* **TO DO**
Write out the following material line for line, keeping every word and number as it is, but leave the pictures out of your answer.

* **DATA SHOWN**
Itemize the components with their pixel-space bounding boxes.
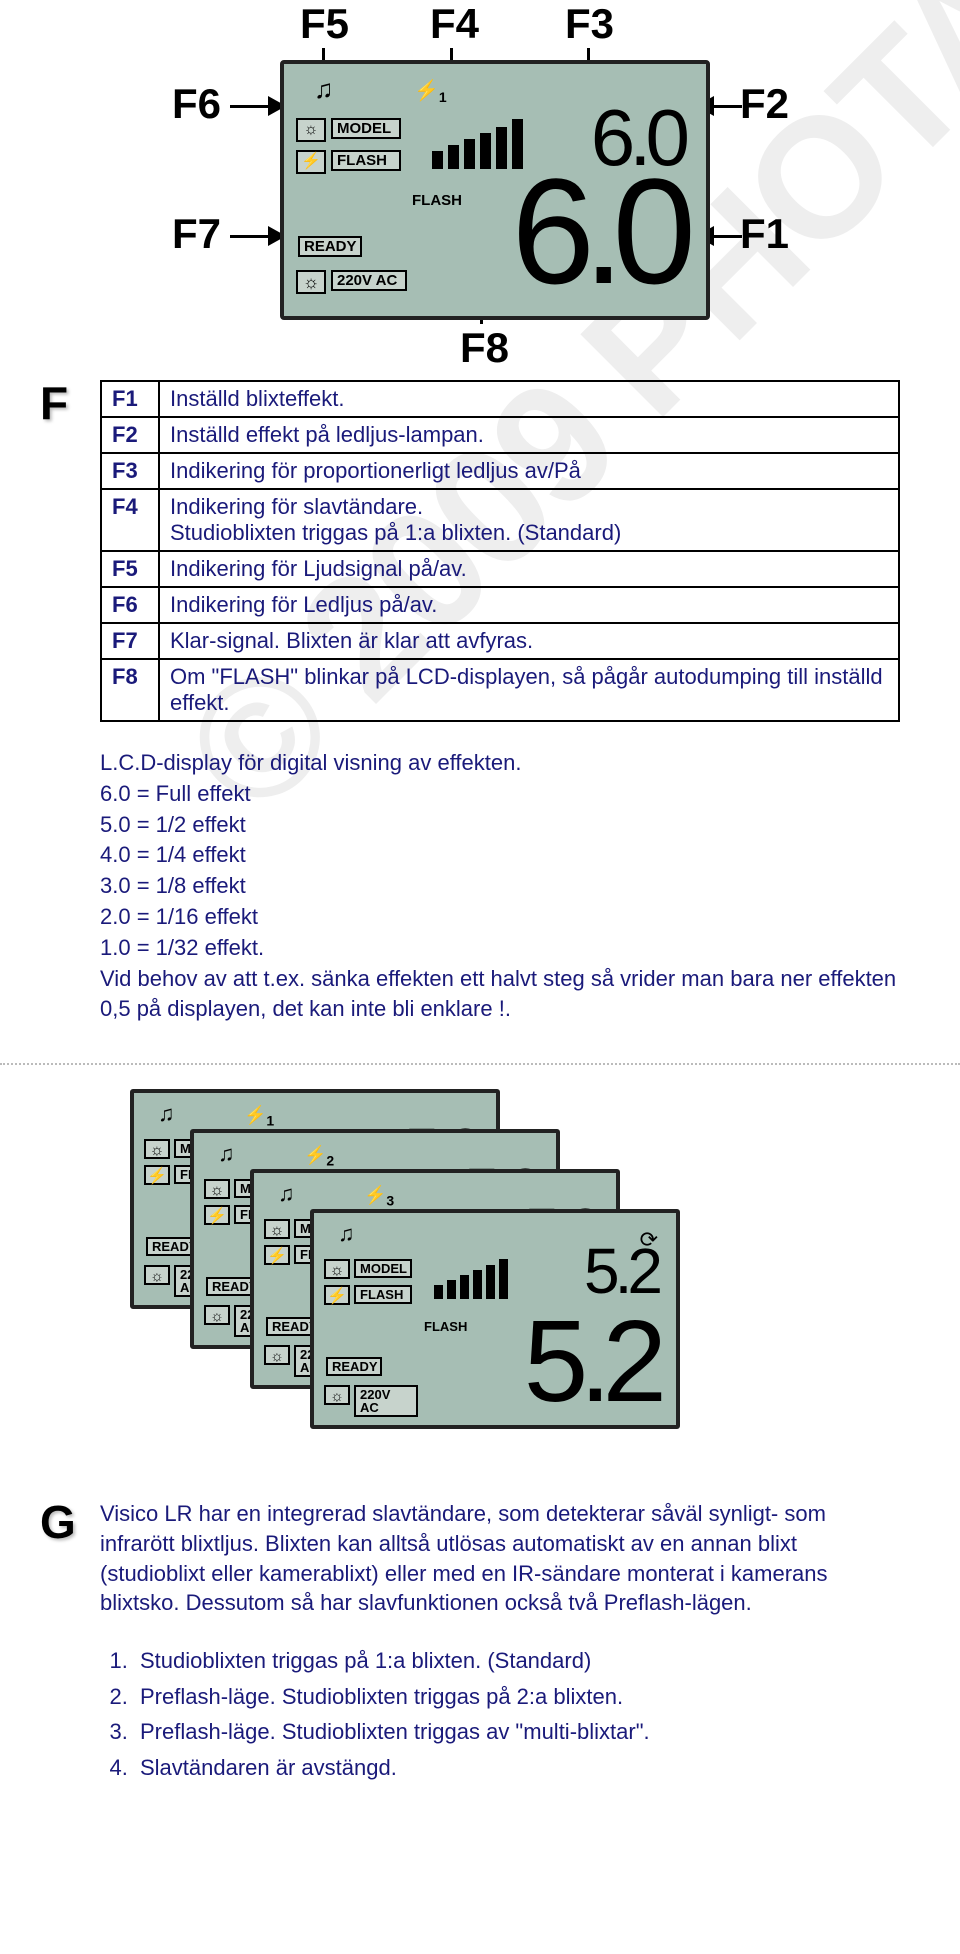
music-icon: ♫: [158, 1101, 175, 1127]
power-sun-icon: ☼: [324, 1385, 350, 1405]
slave-mode-item: Slavtändaren är avstängd.: [134, 1753, 900, 1783]
ftable-key: F1: [101, 381, 159, 417]
slave-bolt-icon: ⚡3: [364, 1185, 394, 1209]
flash-lamp-icon: ⚡: [144, 1165, 170, 1185]
flash-box: FLASH: [331, 150, 401, 171]
small-reading: 5.2: [584, 1239, 658, 1303]
slave-bolt-icon: ⚡1: [414, 78, 447, 105]
ftable-value: Indikering för slavtändare. Studioblixte…: [159, 489, 899, 551]
slave-mode-stack: ♫⚡1☼MODEL⚡FLASHFLASHREADY☼220V AC5.25.2♫…: [130, 1089, 830, 1469]
ftable-value: Inställd effekt på ledljus-lampan.: [159, 417, 899, 453]
ftable-value: Om "FLASH" blinkar på LCD-displayen, så …: [159, 659, 899, 721]
flash-box: FLASH: [354, 1285, 412, 1304]
ready-box: READY: [326, 1357, 382, 1376]
flash-word: FLASH: [424, 1319, 467, 1334]
lcd-main: ♫ ⚡1 ☼ MODEL ⚡ FLASH FLASH READY ☼ 220V …: [280, 60, 710, 320]
callout-F7: F7: [172, 210, 221, 258]
big-reading: 6.0: [511, 156, 684, 306]
slave-bolt-icon: ⚡2: [304, 1145, 334, 1169]
model-lamp-icon: ☼: [296, 118, 326, 142]
model-box: MODEL: [354, 1259, 412, 1278]
signal-bars: [434, 1259, 508, 1299]
callout-F4: F4: [430, 0, 479, 48]
callout-F5: F5: [300, 0, 349, 48]
slave-bolt-icon: ⚡1: [244, 1105, 274, 1129]
ftable-key: F4: [101, 489, 159, 551]
power-sun-icon: ☼: [296, 270, 326, 294]
section-F: F F1Inställd blixteffekt.F2Inställd effe…: [0, 380, 960, 1053]
ftable-key: F7: [101, 623, 159, 659]
section-G-paragraph: Visico LR har en integrerad slavtändare,…: [100, 1499, 900, 1618]
mini-lcd-4: ♫⟳☼MODEL⚡FLASHFLASHREADY☼220V AC5.25.2: [310, 1209, 680, 1429]
slave-mode-item: Studioblixten triggas på 1:a blixten. (S…: [134, 1646, 900, 1676]
music-icon: ♫: [218, 1141, 235, 1167]
ftable-value: Inställd blixteffekt.: [159, 381, 899, 417]
flash-lamp-icon: ⚡: [264, 1245, 290, 1265]
flash-lamp-icon: ⚡: [204, 1205, 230, 1225]
callout-F8: F8: [460, 324, 509, 372]
callout-F1: F1: [740, 210, 789, 258]
ftable-key: F5: [101, 551, 159, 587]
ftable-key: F6: [101, 587, 159, 623]
flash-word: FLASH: [412, 192, 462, 209]
flash-lamp-icon: ⚡: [296, 150, 326, 174]
model-lamp-icon: ☼: [144, 1139, 170, 1159]
ftable-value: Indikering för Ljudsignal på/av.: [159, 551, 899, 587]
ftable-key: F2: [101, 417, 159, 453]
slave-modes-list: Studioblixten triggas på 1:a blixten. (S…: [134, 1646, 900, 1783]
music-icon: ♫: [314, 74, 334, 105]
f-key-table: F1Inställd blixteffekt.F2Inställd effekt…: [100, 380, 900, 722]
ftable-value: Indikering för proportionerligt ledljus …: [159, 453, 899, 489]
slave-mode-item: Preflash-läge. Studioblixten triggas på …: [134, 1682, 900, 1712]
callout-F6: F6: [172, 80, 221, 128]
ftable-value: Klar-signal. Blixten är klar att avfyras…: [159, 623, 899, 659]
slave-mode-item: Preflash-läge. Studioblixten triggas av …: [134, 1717, 900, 1747]
signal-bars: [432, 119, 523, 169]
section-G-letter: G: [40, 1499, 100, 1545]
callout-F3: F3: [565, 0, 614, 48]
power-sun-icon: ☼: [264, 1345, 290, 1365]
music-icon: ♫: [278, 1181, 295, 1207]
section-divider: [0, 1063, 960, 1065]
callout-F2: F2: [740, 80, 789, 128]
power-sun-icon: ☼: [204, 1305, 230, 1325]
ac-box: 220V AC: [331, 270, 407, 291]
ftable-value: Indikering för Ledljus på/av.: [159, 587, 899, 623]
ready-box: READY: [298, 236, 362, 257]
lcd-description: L.C.D-display för digital visning av eff…: [100, 748, 900, 1025]
ftable-key: F8: [101, 659, 159, 721]
music-icon: ♫: [338, 1221, 355, 1247]
model-lamp-icon: ☼: [264, 1219, 290, 1239]
big-reading: 5.2: [524, 1303, 658, 1419]
section-F-letter: F: [40, 380, 100, 426]
model-lamp-icon: ☼: [204, 1179, 230, 1199]
ac-box: 220V AC: [354, 1385, 418, 1417]
power-sun-icon: ☼: [144, 1265, 170, 1285]
model-lamp-icon: ☼: [324, 1259, 350, 1279]
section-G: G Visico LR har en integrerad slavtändar…: [0, 1499, 960, 1809]
ftable-key: F3: [101, 453, 159, 489]
model-box: MODEL: [331, 118, 401, 139]
hero-annotated-lcd: F4 F5 F3 F6 F2 F7 F1 F8 ♫ ⚡1 ☼ MODEL ⚡ F…: [100, 0, 860, 370]
flash-lamp-icon: ⚡: [324, 1285, 350, 1305]
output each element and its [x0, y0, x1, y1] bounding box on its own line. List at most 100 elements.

* **RESPONSE BELOW**
Itemize the components with their pixel-space bounding boxes.
music-icon: ♫: [158, 1101, 175, 1127]
power-sun-icon: ☼: [324, 1385, 350, 1405]
slave-mode-item: Slavtändaren är avstängd.: [134, 1753, 900, 1783]
ftable-key: F1: [101, 381, 159, 417]
slave-bolt-icon: ⚡3: [364, 1185, 394, 1209]
flash-lamp-icon: ⚡: [144, 1165, 170, 1185]
flash-box: FLASH: [331, 150, 401, 171]
small-reading: 5.2: [584, 1239, 658, 1303]
slave-bolt-icon: ⚡1: [414, 78, 447, 105]
ftable-value: Indikering för slavtändare. Studioblixte…: [159, 489, 899, 551]
slave-mode-stack: ♫⚡1☼MODEL⚡FLASHFLASHREADY☼220V AC5.25.2♫…: [130, 1089, 830, 1469]
ftable-value: Inställd effekt på ledljus-lampan.: [159, 417, 899, 453]
ftable-value: Om "FLASH" blinkar på LCD-displayen, så …: [159, 659, 899, 721]
flash-box: FLASH: [354, 1285, 412, 1304]
ready-box: READY: [326, 1357, 382, 1376]
flash-word: FLASH: [424, 1319, 467, 1334]
lcd-main: ♫ ⚡1 ☼ MODEL ⚡ FLASH FLASH READY ☼ 220V …: [280, 60, 710, 320]
callout-F7: F7: [172, 210, 221, 258]
big-reading: 6.0: [511, 156, 684, 306]
slave-bolt-icon: ⚡2: [304, 1145, 334, 1169]
model-lamp-icon: ☼: [296, 118, 326, 142]
model-box: MODEL: [354, 1259, 412, 1278]
signal-bars: [434, 1259, 508, 1299]
callout-F4: F4: [430, 0, 479, 48]
callout-F5: F5: [300, 0, 349, 48]
slave-bolt-icon: ⚡1: [244, 1105, 274, 1129]
ftable-key: F4: [101, 489, 159, 551]
power-sun-icon: ☼: [296, 270, 326, 294]
section-F: F F1Inställd blixteffekt.F2Inställd effe…: [0, 380, 960, 1053]
ftable-key: F7: [101, 623, 159, 659]
section-G-paragraph: Visico LR har en integrerad slavtändare,…: [100, 1499, 900, 1618]
mini-lcd-4: ♫⟳☼MODEL⚡FLASHFLASHREADY☼220V AC5.25.2: [310, 1209, 680, 1429]
slave-mode-item: Studioblixten triggas på 1:a blixten. (S…: [134, 1646, 900, 1676]
music-icon: ♫: [218, 1141, 235, 1167]
ftable-value: Inställd blixteffekt.: [159, 381, 899, 417]
flash-lamp-icon: ⚡: [264, 1245, 290, 1265]
flash-lamp-icon: ⚡: [204, 1205, 230, 1225]
callout-F8: F8: [460, 324, 509, 372]
callout-F1: F1: [740, 210, 789, 258]
ftable-key: F5: [101, 551, 159, 587]
ftable-key: F6: [101, 587, 159, 623]
flash-word: FLASH: [412, 192, 462, 209]
flash-lamp-icon: ⚡: [296, 150, 326, 174]
model-lamp-icon: ☼: [144, 1139, 170, 1159]
ftable-value: Indikering för Ljudsignal på/av.: [159, 551, 899, 587]
ftable-key: F2: [101, 417, 159, 453]
slave-modes-list: Studioblixten triggas på 1:a blixten. (S…: [134, 1646, 900, 1783]
music-icon: ♫: [314, 74, 334, 105]
f-key-table: F1Inställd blixteffekt.F2Inställd effekt…: [100, 380, 900, 722]
ftable-value: Indikering för proportionerligt ledljus …: [159, 453, 899, 489]
slave-mode-item: Preflash-läge. Studioblixten triggas på …: [134, 1682, 900, 1712]
callout-F6: F6: [172, 80, 221, 128]
ftable-value: Klar-signal. Blixten är klar att avfyras…: [159, 623, 899, 659]
slave-mode-item: Preflash-läge. Studioblixten triggas av …: [134, 1717, 900, 1747]
signal-bars: [432, 119, 523, 169]
section-G-letter: G: [40, 1499, 100, 1545]
callout-F3: F3: [565, 0, 614, 48]
power-sun-icon: ☼: [264, 1345, 290, 1365]
music-icon: ♫: [278, 1181, 295, 1207]
section-divider: [0, 1063, 960, 1065]
callout-F2: F2: [740, 80, 789, 128]
power-sun-icon: ☼: [204, 1305, 230, 1325]
ac-box: 220V AC: [331, 270, 407, 291]
ftable-value: Indikering för Ledljus på/av.: [159, 587, 899, 623]
ready-box: READY: [298, 236, 362, 257]
lcd-description: L.C.D-display för digital visning av eff…: [100, 748, 900, 1025]
ftable-key: F8: [101, 659, 159, 721]
music-icon: ♫: [338, 1221, 355, 1247]
model-lamp-icon: ☼: [264, 1219, 290, 1239]
big-reading: 5.2: [524, 1303, 658, 1419]
section-F-letter: F: [40, 380, 100, 426]
model-lamp-icon: ☼: [204, 1179, 230, 1199]
ac-box: 220V AC: [354, 1385, 418, 1417]
power-sun-icon: ☼: [144, 1265, 170, 1285]
model-lamp-icon: ☼: [324, 1259, 350, 1279]
section-G: G Visico LR har en integrerad slavtändar…: [0, 1499, 960, 1809]
ftable-key: F3: [101, 453, 159, 489]
model-box: MODEL: [331, 118, 401, 139]
hero-annotated-lcd: F4 F5 F3 F6 F2 F7 F1 F8 ♫ ⚡1 ☼ MODEL ⚡ F…: [100, 0, 860, 370]
flash-lamp-icon: ⚡: [324, 1285, 350, 1305]
output each element and its [x0, y0, x1, y1] bounding box on its own line. List at most 100 elements.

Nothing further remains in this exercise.